**TASK TO CARRY OUT**
Write the records below out in full, character for character, with no pictures.

Entries from a visual dataset
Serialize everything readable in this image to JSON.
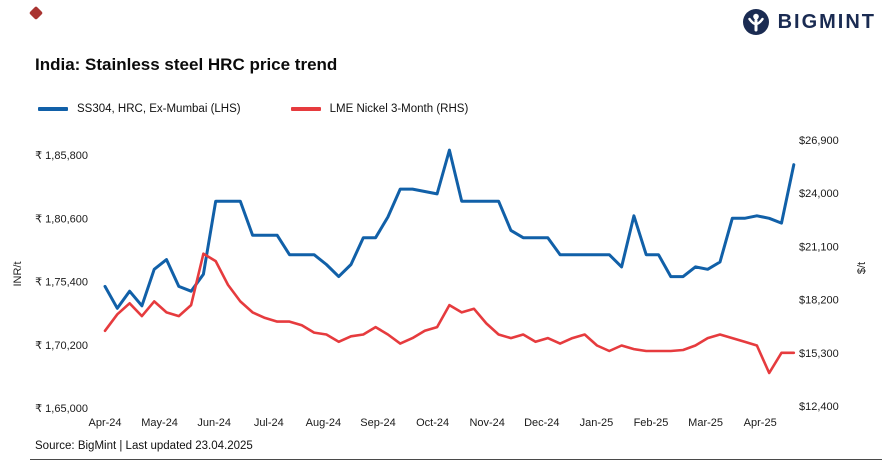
{
  "logo": {
    "text": "BIGMINT",
    "color": "#1a2b52"
  },
  "title": "India: Stainless steel HRC price trend",
  "legend": [
    {
      "label": "SS304, HRC, Ex-Mumbai (LHS)",
      "color": "#1160a8"
    },
    {
      "label": "LME Nickel 3-Month (RHS)",
      "color": "#e63b3e"
    }
  ],
  "axis": {
    "left_title": "INR/t",
    "right_title": "$/t"
  },
  "source": "Source: BigMint | Last updated 23.04.2025",
  "chart_data": {
    "type": "line",
    "title": "India: Stainless steel HRC price trend",
    "grid": false,
    "legend_position": "top-left",
    "x_labels": [
      "Apr-24",
      "May-24",
      "Jun-24",
      "Jul-24",
      "Aug-24",
      "Sep-24",
      "Oct-24",
      "Nov-24",
      "Dec-24",
      "Jan-25",
      "Feb-25",
      "Mar-25",
      "Apr-25"
    ],
    "x_unit": "weekly points from Apr-24 to late Apr-25",
    "y_left": {
      "title": "INR/t",
      "labels": [
        "₹ 1,85,800",
        "₹ 1,80,600",
        "₹ 1,75,400",
        "₹ 1,70,200",
        "₹ 1,65,000"
      ],
      "max": 185800,
      "min": 165000
    },
    "y_right": {
      "title": "$/t",
      "labels": [
        "$26,900",
        "$24,000",
        "$21,100",
        "$18,200",
        "$15,300",
        "$12,400"
      ],
      "max": 26900,
      "min": 12400
    },
    "series": [
      {
        "name": "SS304, HRC, Ex-Mumbai (LHS)",
        "axis": "left",
        "color": "#1160a8",
        "values": [
          175000,
          173200,
          174600,
          173400,
          176400,
          177200,
          175000,
          174600,
          176000,
          182000,
          182000,
          182000,
          179200,
          179200,
          179200,
          177600,
          177600,
          177600,
          176800,
          175800,
          176800,
          179000,
          179000,
          180700,
          183000,
          183000,
          182800,
          182600,
          186200,
          182000,
          182000,
          182000,
          182000,
          179600,
          179000,
          179000,
          179000,
          177600,
          177600,
          177600,
          177600,
          177600,
          176600,
          180800,
          177600,
          177600,
          175800,
          175800,
          176600,
          176400,
          177000,
          180600,
          180600,
          180800,
          180600,
          180200,
          185000
        ]
      },
      {
        "name": "LME Nickel 3-Month (RHS)",
        "axis": "right",
        "color": "#e63b3e",
        "values": [
          16500,
          17400,
          18000,
          17300,
          18100,
          17500,
          17300,
          17900,
          20700,
          20300,
          19000,
          18100,
          17500,
          17200,
          17000,
          17000,
          16800,
          16400,
          16300,
          15900,
          16200,
          16300,
          16700,
          16300,
          15800,
          16100,
          16500,
          16700,
          17900,
          17500,
          17700,
          16900,
          16300,
          16100,
          16300,
          15900,
          16100,
          15800,
          16100,
          16300,
          15700,
          15400,
          15700,
          15500,
          15400,
          15400,
          15400,
          15450,
          15700,
          16100,
          16300,
          16100,
          15900,
          15700,
          14200,
          15300,
          15300
        ]
      }
    ]
  }
}
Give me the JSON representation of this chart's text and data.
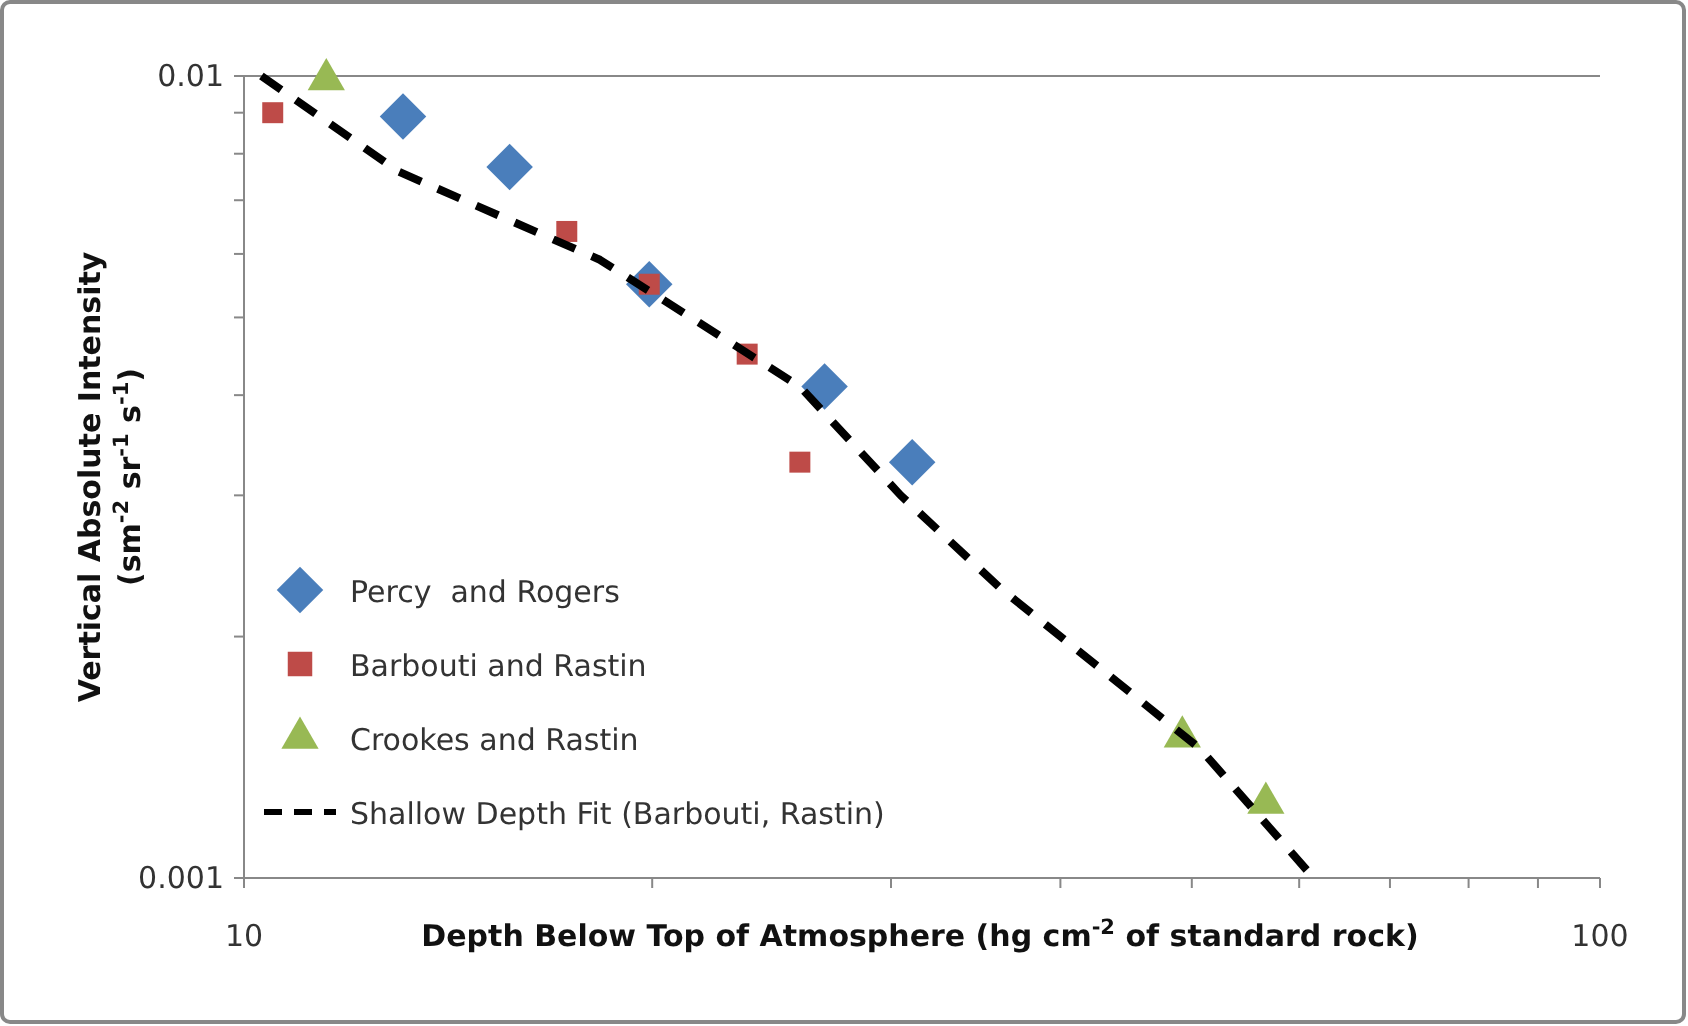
{
  "chart_data": {
    "type": "scatter",
    "xlabel": "Depth Below Top of Atmosphere (hg cm$^{-2}$ of standard rock)",
    "ylabel": "Vertical Absolute Intensity (sm$^{-2}$ sr$^{-1}$ s$^{-1}$)",
    "log": "xy",
    "xlim": [
      10,
      100
    ],
    "ylim": [
      0.001,
      0.01
    ],
    "xticks": [
      10,
      {
        "value": 20,
        "label": null
      },
      {
        "value": 30,
        "label": null
      },
      {
        "value": 40,
        "label": null
      },
      {
        "value": 50,
        "label": null
      },
      {
        "value": 60,
        "label": null
      },
      {
        "value": 70,
        "label": null
      },
      {
        "value": 80,
        "label": null
      },
      {
        "value": 90,
        "label": null
      },
      100
    ],
    "yticks": [
      0.001,
      {
        "value": 0.002,
        "label": null
      },
      {
        "value": 0.003,
        "label": null
      },
      {
        "value": 0.004,
        "label": null
      },
      {
        "value": 0.005,
        "label": null
      },
      {
        "value": 0.006,
        "label": null
      },
      {
        "value": 0.007,
        "label": null
      },
      {
        "value": 0.008,
        "label": null
      },
      {
        "value": 0.009,
        "label": null
      },
      0.01
    ],
    "grid": false,
    "legend": "bottom left",
    "series": [
      {
        "name": "Percy  and Rogers",
        "color": "#4a7ebb",
        "marker": "diamond",
        "x": [
          13.1,
          15.7,
          19.9,
          26.8,
          31.1
        ],
        "values": [
          0.0089,
          0.0077,
          0.0055,
          0.0041,
          0.0033
        ]
      },
      {
        "name": "Barbouti and Rastin",
        "color": "#be4b48",
        "marker": "square",
        "x": [
          10.5,
          17.3,
          19.9,
          23.5,
          25.7
        ],
        "values": [
          0.009,
          0.0064,
          0.0055,
          0.0045,
          0.0033
        ]
      },
      {
        "name": "Crookes and Rastin",
        "color": "#98b954",
        "marker": "triangle",
        "x": [
          11.5,
          49.2,
          56.7
        ],
        "values": [
          0.0099,
          0.0015,
          0.00124
        ]
      },
      {
        "name": "Shallow Depth Fit (Barbouti, Rastin)",
        "type": "line",
        "color": "#000000",
        "marker": "none",
        "line_style": "dashed",
        "x": [
          10.3,
          13,
          18.3,
          25.7,
          30.5,
          36.1,
          50.7,
          61.5
        ],
        "values": [
          0.01,
          0.0076,
          0.0059,
          0.0041,
          0.003,
          0.0023,
          0.00145,
          0.001
        ]
      }
    ]
  }
}
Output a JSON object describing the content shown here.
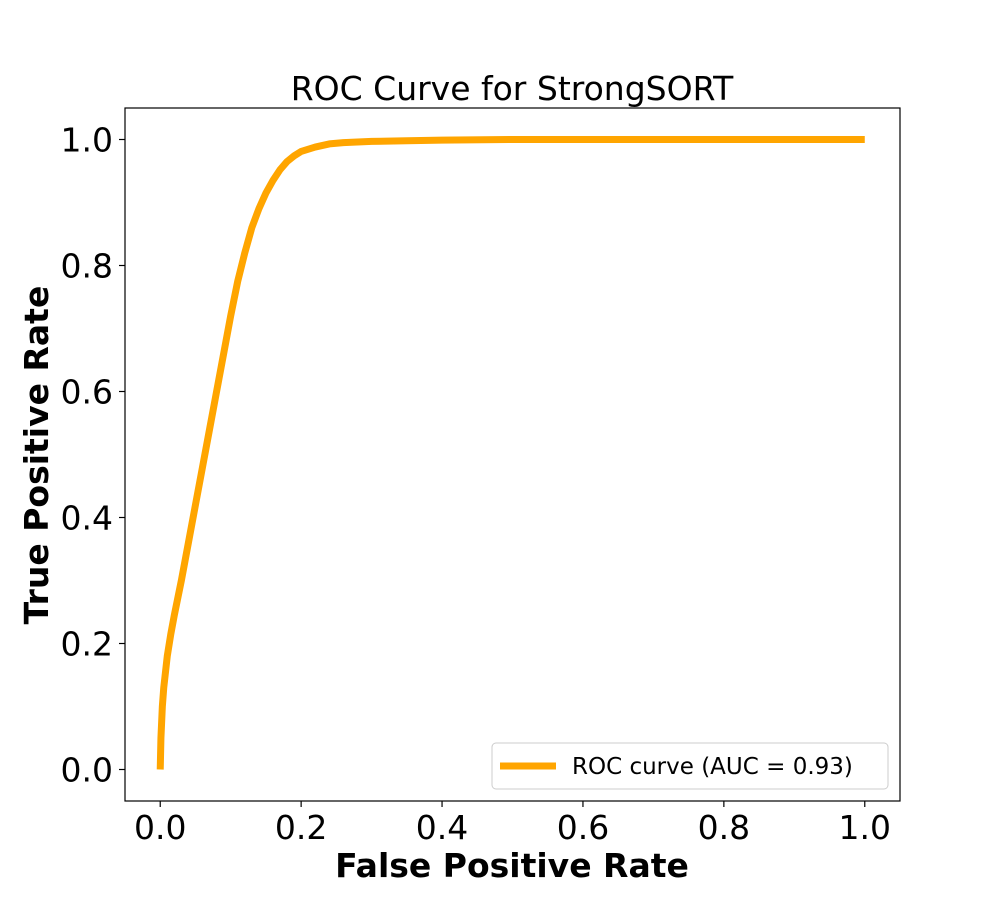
{
  "chart_data": {
    "type": "line",
    "title": "ROC Curve for StrongSORT",
    "xlabel": "False Positive Rate",
    "ylabel": "True Positive Rate",
    "xlim": [
      -0.05,
      1.05
    ],
    "ylim": [
      -0.05,
      1.05
    ],
    "xticks": [
      0.0,
      0.2,
      0.4,
      0.6,
      0.8,
      1.0
    ],
    "yticks": [
      0.0,
      0.2,
      0.4,
      0.6,
      0.8,
      1.0
    ],
    "xtick_labels": [
      "0.0",
      "0.2",
      "0.4",
      "0.6",
      "0.8",
      "1.0"
    ],
    "ytick_labels": [
      "0.0",
      "0.2",
      "0.4",
      "0.6",
      "0.8",
      "1.0"
    ],
    "grid": false,
    "legend_position": "lower-right",
    "series": [
      {
        "name": "ROC curve (AUC = 0.93)",
        "color": "#FFA500",
        "x": [
          0.0,
          0.001,
          0.003,
          0.005,
          0.01,
          0.015,
          0.02,
          0.03,
          0.04,
          0.05,
          0.06,
          0.07,
          0.08,
          0.09,
          0.1,
          0.11,
          0.12,
          0.13,
          0.14,
          0.15,
          0.16,
          0.17,
          0.18,
          0.19,
          0.2,
          0.22,
          0.24,
          0.26,
          0.28,
          0.3,
          0.35,
          0.4,
          0.5,
          0.6,
          0.7,
          0.8,
          0.9,
          1.0
        ],
        "y": [
          0.0,
          0.05,
          0.1,
          0.13,
          0.18,
          0.215,
          0.245,
          0.3,
          0.36,
          0.42,
          0.48,
          0.54,
          0.6,
          0.66,
          0.72,
          0.775,
          0.82,
          0.86,
          0.89,
          0.915,
          0.935,
          0.952,
          0.965,
          0.974,
          0.981,
          0.988,
          0.993,
          0.995,
          0.996,
          0.997,
          0.998,
          0.999,
          1.0,
          1.0,
          1.0,
          1.0,
          1.0,
          1.0
        ]
      }
    ]
  }
}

**COMPLETE ANSWER**
Serialize everything readable in this image to JSON.
{
  "logo": {
    "text": "BIGMINT",
    "color": "#1a2b52"
  },
  "title": "India: Stainless steel HRC price trend",
  "legend": [
    {
      "label": "SS304, HRC, Ex-Mumbai (LHS)",
      "color": "#1160a8"
    },
    {
      "label": "LME Nickel 3-Month (RHS)",
      "color": "#e63b3e"
    }
  ],
  "axis": {
    "left_title": "INR/t",
    "right_title": "$/t"
  },
  "source": "Source: BigMint | Last updated 23.04.2025",
  "chart_data": {
    "type": "line",
    "title": "India: Stainless steel HRC price trend",
    "grid": false,
    "legend_position": "top-left",
    "x_labels": [
      "Apr-24",
      "May-24",
      "Jun-24",
      "Jul-24",
      "Aug-24",
      "Sep-24",
      "Oct-24",
      "Nov-24",
      "Dec-24",
      "Jan-25",
      "Feb-25",
      "Mar-25",
      "Apr-25"
    ],
    "x_unit": "weekly points from Apr-24 to late Apr-25",
    "y_left": {
      "title": "INR/t",
      "labels": [
        "₹ 1,85,800",
        "₹ 1,80,600",
        "₹ 1,75,400",
        "₹ 1,70,200",
        "₹ 1,65,000"
      ],
      "max": 185800,
      "min": 165000
    },
    "y_right": {
      "title": "$/t",
      "labels": [
        "$26,900",
        "$24,000",
        "$21,100",
        "$18,200",
        "$15,300",
        "$12,400"
      ],
      "max": 26900,
      "min": 12400
    },
    "series": [
      {
        "name": "SS304, HRC, Ex-Mumbai (LHS)",
        "axis": "left",
        "color": "#1160a8",
        "values": [
          175000,
          173200,
          174600,
          173400,
          176400,
          177200,
          175000,
          174600,
          176000,
          182000,
          182000,
          182000,
          179200,
          179200,
          179200,
          177600,
          177600,
          177600,
          176800,
          175800,
          176800,
          179000,
          179000,
          180700,
          183000,
          183000,
          182800,
          182600,
          186200,
          182000,
          182000,
          182000,
          182000,
          179600,
          179000,
          179000,
          179000,
          177600,
          177600,
          177600,
          177600,
          177600,
          176600,
          180800,
          177600,
          177600,
          175800,
          175800,
          176600,
          176400,
          177000,
          180600,
          180600,
          180800,
          180600,
          180200,
          185000
        ]
      },
      {
        "name": "LME Nickel 3-Month (RHS)",
        "axis": "right",
        "color": "#e63b3e",
        "values": [
          16500,
          17400,
          18000,
          17300,
          18100,
          17500,
          17300,
          17900,
          20700,
          20300,
          19000,
          18100,
          17500,
          17200,
          17000,
          17000,
          16800,
          16400,
          16300,
          15900,
          16200,
          16300,
          16700,
          16300,
          15800,
          16100,
          16500,
          16700,
          17900,
          17500,
          17700,
          16900,
          16300,
          16100,
          16300,
          15900,
          16100,
          15800,
          16100,
          16300,
          15700,
          15400,
          15700,
          15500,
          15400,
          15400,
          15400,
          15450,
          15700,
          16100,
          16300,
          16100,
          15900,
          15700,
          14200,
          15300,
          15300
        ]
      }
    ]
  }
}
Give me the JSON representation of this chart's text and data.
{
  "chart_data": {
    "type": "scatter",
    "xlabel": "Depth Below Top of Atmosphere (hg cm$^{-2}$ of standard rock)",
    "ylabel": "Vertical Absolute Intensity (sm$^{-2}$ sr$^{-1}$ s$^{-1}$)",
    "log": "xy",
    "xlim": [
      10,
      100
    ],
    "ylim": [
      0.001,
      0.01
    ],
    "xticks": [
      10,
      {
        "value": 20,
        "label": null
      },
      {
        "value": 30,
        "label": null
      },
      {
        "value": 40,
        "label": null
      },
      {
        "value": 50,
        "label": null
      },
      {
        "value": 60,
        "label": null
      },
      {
        "value": 70,
        "label": null
      },
      {
        "value": 80,
        "label": null
      },
      {
        "value": 90,
        "label": null
      },
      100
    ],
    "yticks": [
      0.001,
      {
        "value": 0.002,
        "label": null
      },
      {
        "value": 0.003,
        "label": null
      },
      {
        "value": 0.004,
        "label": null
      },
      {
        "value": 0.005,
        "label": null
      },
      {
        "value": 0.006,
        "label": null
      },
      {
        "value": 0.007,
        "label": null
      },
      {
        "value": 0.008,
        "label": null
      },
      {
        "value": 0.009,
        "label": null
      },
      0.01
    ],
    "grid": false,
    "legend": "bottom left",
    "series": [
      {
        "name": "Percy  and Rogers",
        "color": "#4a7ebb",
        "marker": "diamond",
        "x": [
          13.1,
          15.7,
          19.9,
          26.8,
          31.1
        ],
        "values": [
          0.0089,
          0.0077,
          0.0055,
          0.0041,
          0.0033
        ]
      },
      {
        "name": "Barbouti and Rastin",
        "color": "#be4b48",
        "marker": "square",
        "x": [
          10.5,
          17.3,
          19.9,
          23.5,
          25.7
        ],
        "values": [
          0.009,
          0.0064,
          0.0055,
          0.0045,
          0.0033
        ]
      },
      {
        "name": "Crookes and Rastin",
        "color": "#98b954",
        "marker": "triangle",
        "x": [
          11.5,
          49.2,
          56.7
        ],
        "values": [
          0.0099,
          0.0015,
          0.00124
        ]
      },
      {
        "name": "Shallow Depth Fit (Barbouti, Rastin)",
        "type": "line",
        "color": "#000000",
        "marker": "none",
        "line_style": "dashed",
        "x": [
          10.3,
          13,
          18.3,
          25.7,
          30.5,
          36.1,
          50.7,
          61.5
        ],
        "values": [
          0.01,
          0.0076,
          0.0059,
          0.0041,
          0.003,
          0.0023,
          0.00145,
          0.001
        ]
      }
    ]
  }
}
Output a JSON object describing the content shown here.
{
  "chart_data": {
    "type": "line",
    "title": "ROC Curve for StrongSORT",
    "xlabel": "False Positive Rate",
    "ylabel": "True Positive Rate",
    "xlim": [
      -0.05,
      1.05
    ],
    "ylim": [
      -0.05,
      1.05
    ],
    "xticks": [
      0.0,
      0.2,
      0.4,
      0.6,
      0.8,
      1.0
    ],
    "yticks": [
      0.0,
      0.2,
      0.4,
      0.6,
      0.8,
      1.0
    ],
    "xtick_labels": [
      "0.0",
      "0.2",
      "0.4",
      "0.6",
      "0.8",
      "1.0"
    ],
    "ytick_labels": [
      "0.0",
      "0.2",
      "0.4",
      "0.6",
      "0.8",
      "1.0"
    ],
    "grid": false,
    "legend_position": "lower-right",
    "series": [
      {
        "name": "ROC curve (AUC = 0.93)",
        "color": "#FFA500",
        "x": [
          0.0,
          0.001,
          0.003,
          0.005,
          0.01,
          0.015,
          0.02,
          0.03,
          0.04,
          0.05,
          0.06,
          0.07,
          0.08,
          0.09,
          0.1,
          0.11,
          0.12,
          0.13,
          0.14,
          0.15,
          0.16,
          0.17,
          0.18,
          0.19,
          0.2,
          0.22,
          0.24,
          0.26,
          0.28,
          0.3,
          0.35,
          0.4,
          0.5,
          0.6,
          0.7,
          0.8,
          0.9,
          1.0
        ],
        "y": [
          0.0,
          0.05,
          0.1,
          0.13,
          0.18,
          0.215,
          0.245,
          0.3,
          0.36,
          0.42,
          0.48,
          0.54,
          0.6,
          0.66,
          0.72,
          0.775,
          0.82,
          0.86,
          0.89,
          0.915,
          0.935,
          0.952,
          0.965,
          0.974,
          0.981,
          0.988,
          0.993,
          0.995,
          0.996,
          0.997,
          0.998,
          0.999,
          1.0,
          1.0,
          1.0,
          1.0,
          1.0,
          1.0
        ]
      }
    ]
  }
}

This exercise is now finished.